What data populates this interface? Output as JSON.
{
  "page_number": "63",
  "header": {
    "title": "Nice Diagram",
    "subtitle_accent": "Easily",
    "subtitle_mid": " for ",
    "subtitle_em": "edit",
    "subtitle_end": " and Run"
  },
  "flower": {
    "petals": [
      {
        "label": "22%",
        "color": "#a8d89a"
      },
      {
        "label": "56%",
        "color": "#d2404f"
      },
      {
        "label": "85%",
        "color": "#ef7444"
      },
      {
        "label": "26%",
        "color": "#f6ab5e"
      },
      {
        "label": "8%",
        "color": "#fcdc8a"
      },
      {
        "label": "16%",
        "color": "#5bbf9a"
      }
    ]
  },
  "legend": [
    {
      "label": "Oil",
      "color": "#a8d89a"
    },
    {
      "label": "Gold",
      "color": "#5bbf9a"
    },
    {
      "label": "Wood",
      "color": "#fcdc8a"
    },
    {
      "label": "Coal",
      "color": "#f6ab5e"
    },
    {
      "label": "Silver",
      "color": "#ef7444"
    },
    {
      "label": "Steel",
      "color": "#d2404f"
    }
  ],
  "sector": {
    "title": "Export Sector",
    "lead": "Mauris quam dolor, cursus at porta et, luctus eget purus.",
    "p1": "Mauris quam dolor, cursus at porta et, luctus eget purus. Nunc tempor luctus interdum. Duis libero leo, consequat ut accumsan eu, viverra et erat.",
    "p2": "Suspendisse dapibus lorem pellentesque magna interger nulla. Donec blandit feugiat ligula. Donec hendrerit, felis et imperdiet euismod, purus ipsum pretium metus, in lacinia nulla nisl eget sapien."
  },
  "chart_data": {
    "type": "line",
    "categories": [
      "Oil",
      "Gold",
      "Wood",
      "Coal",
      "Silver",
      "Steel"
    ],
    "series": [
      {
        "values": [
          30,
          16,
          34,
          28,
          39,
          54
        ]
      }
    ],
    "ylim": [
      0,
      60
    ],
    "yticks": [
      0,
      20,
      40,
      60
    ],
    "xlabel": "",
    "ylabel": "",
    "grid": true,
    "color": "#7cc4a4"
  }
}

-*-

Objective. Please restate the whole listing word for word.

Answer.
What data populates this interface? Output as JSON.
{
  "page_number": "63",
  "header": {
    "title": "Nice Diagram",
    "subtitle_accent": "Easily",
    "subtitle_mid": " for ",
    "subtitle_em": "edit",
    "subtitle_end": " and Run"
  },
  "flower": {
    "petals": [
      {
        "label": "22%",
        "color": "#a8d89a"
      },
      {
        "label": "56%",
        "color": "#d2404f"
      },
      {
        "label": "85%",
        "color": "#ef7444"
      },
      {
        "label": "26%",
        "color": "#f6ab5e"
      },
      {
        "label": "8%",
        "color": "#fcdc8a"
      },
      {
        "label": "16%",
        "color": "#5bbf9a"
      }
    ]
  },
  "legend": [
    {
      "label": "Oil",
      "color": "#a8d89a"
    },
    {
      "label": "Gold",
      "color": "#5bbf9a"
    },
    {
      "label": "Wood",
      "color": "#fcdc8a"
    },
    {
      "label": "Coal",
      "color": "#f6ab5e"
    },
    {
      "label": "Silver",
      "color": "#ef7444"
    },
    {
      "label": "Steel",
      "color": "#d2404f"
    }
  ],
  "sector": {
    "title": "Export Sector",
    "lead": "Mauris quam dolor, cursus at porta et, luctus eget purus.",
    "p1": "Mauris quam dolor, cursus at porta et, luctus eget purus. Nunc tempor luctus interdum. Duis libero leo, consequat ut accumsan eu, viverra et erat.",
    "p2": "Suspendisse dapibus lorem pellentesque magna interger nulla. Donec blandit feugiat ligula. Donec hendrerit, felis et imperdiet euismod, purus ipsum pretium metus, in lacinia nulla nisl eget sapien."
  },
  "chart_data": {
    "type": "line",
    "categories": [
      "Oil",
      "Gold",
      "Wood",
      "Coal",
      "Silver",
      "Steel"
    ],
    "series": [
      {
        "values": [
          30,
          16,
          34,
          28,
          39,
          54
        ]
      }
    ],
    "ylim": [
      0,
      60
    ],
    "yticks": [
      0,
      20,
      40,
      60
    ],
    "xlabel": "",
    "ylabel": "",
    "grid": true,
    "color": "#7cc4a4"
  }
}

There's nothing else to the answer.